◆ What you need to do ◆
Find the lines containing the word "NGỌC" and copy every one of them.

### Exercise material

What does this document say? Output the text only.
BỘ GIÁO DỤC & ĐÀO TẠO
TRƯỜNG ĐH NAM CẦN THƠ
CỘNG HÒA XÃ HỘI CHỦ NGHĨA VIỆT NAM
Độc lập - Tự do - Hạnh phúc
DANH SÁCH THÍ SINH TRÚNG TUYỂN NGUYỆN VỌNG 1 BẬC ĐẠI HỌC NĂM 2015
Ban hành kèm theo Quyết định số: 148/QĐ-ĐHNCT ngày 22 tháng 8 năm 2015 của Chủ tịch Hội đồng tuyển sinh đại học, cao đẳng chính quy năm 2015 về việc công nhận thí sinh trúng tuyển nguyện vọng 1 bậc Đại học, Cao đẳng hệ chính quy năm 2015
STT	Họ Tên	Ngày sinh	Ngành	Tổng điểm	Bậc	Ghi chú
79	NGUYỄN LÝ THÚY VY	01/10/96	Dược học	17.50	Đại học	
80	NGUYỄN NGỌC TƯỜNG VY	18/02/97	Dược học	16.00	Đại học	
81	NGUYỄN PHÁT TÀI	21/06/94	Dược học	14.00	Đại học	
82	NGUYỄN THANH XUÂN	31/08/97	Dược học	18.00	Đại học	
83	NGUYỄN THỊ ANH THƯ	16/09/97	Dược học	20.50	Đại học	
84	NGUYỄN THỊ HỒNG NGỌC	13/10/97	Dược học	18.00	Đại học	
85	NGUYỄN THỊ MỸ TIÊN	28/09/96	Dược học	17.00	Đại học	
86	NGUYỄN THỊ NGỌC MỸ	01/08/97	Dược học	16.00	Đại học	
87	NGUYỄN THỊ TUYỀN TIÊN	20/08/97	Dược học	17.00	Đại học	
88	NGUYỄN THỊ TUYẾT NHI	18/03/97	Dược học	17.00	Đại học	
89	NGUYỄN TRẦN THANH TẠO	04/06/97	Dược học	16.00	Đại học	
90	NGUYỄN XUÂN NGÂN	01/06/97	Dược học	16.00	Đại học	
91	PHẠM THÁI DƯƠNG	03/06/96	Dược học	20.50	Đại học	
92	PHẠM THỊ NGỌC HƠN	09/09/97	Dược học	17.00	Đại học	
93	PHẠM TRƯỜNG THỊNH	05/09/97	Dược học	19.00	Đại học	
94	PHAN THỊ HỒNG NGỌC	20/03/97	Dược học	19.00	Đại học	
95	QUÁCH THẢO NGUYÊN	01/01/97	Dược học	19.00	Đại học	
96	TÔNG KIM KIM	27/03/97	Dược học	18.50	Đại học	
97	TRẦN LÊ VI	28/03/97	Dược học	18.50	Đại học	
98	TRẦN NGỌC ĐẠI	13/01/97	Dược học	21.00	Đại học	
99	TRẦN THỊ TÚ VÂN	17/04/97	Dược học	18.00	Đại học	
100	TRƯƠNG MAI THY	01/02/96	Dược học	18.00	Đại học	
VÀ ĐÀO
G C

######

◆ Exercise answer ◆
80	NGUYỄN NGỌC TƯỜNG VY	18/02/97	Dược học	16.00	Đại học	
84	NGUYỄN THỊ HỒNG NGỌC	13/10/97	Dược học	18.00	Đại học	
86	NGUYỄN THỊ NGỌC MỸ	01/08/97	Dược học	16.00	Đại học	
92	PHẠM THỊ NGỌC HƠN	09/09/97	Dược học	17.00	Đại học	
94	PHAN THỊ HỒNG NGỌC	20/03/97	Dược học	19.00	Đại học	
98	TRẦN NGỌC ĐẠI	13/01/97	Dược học	21.00	Đại học	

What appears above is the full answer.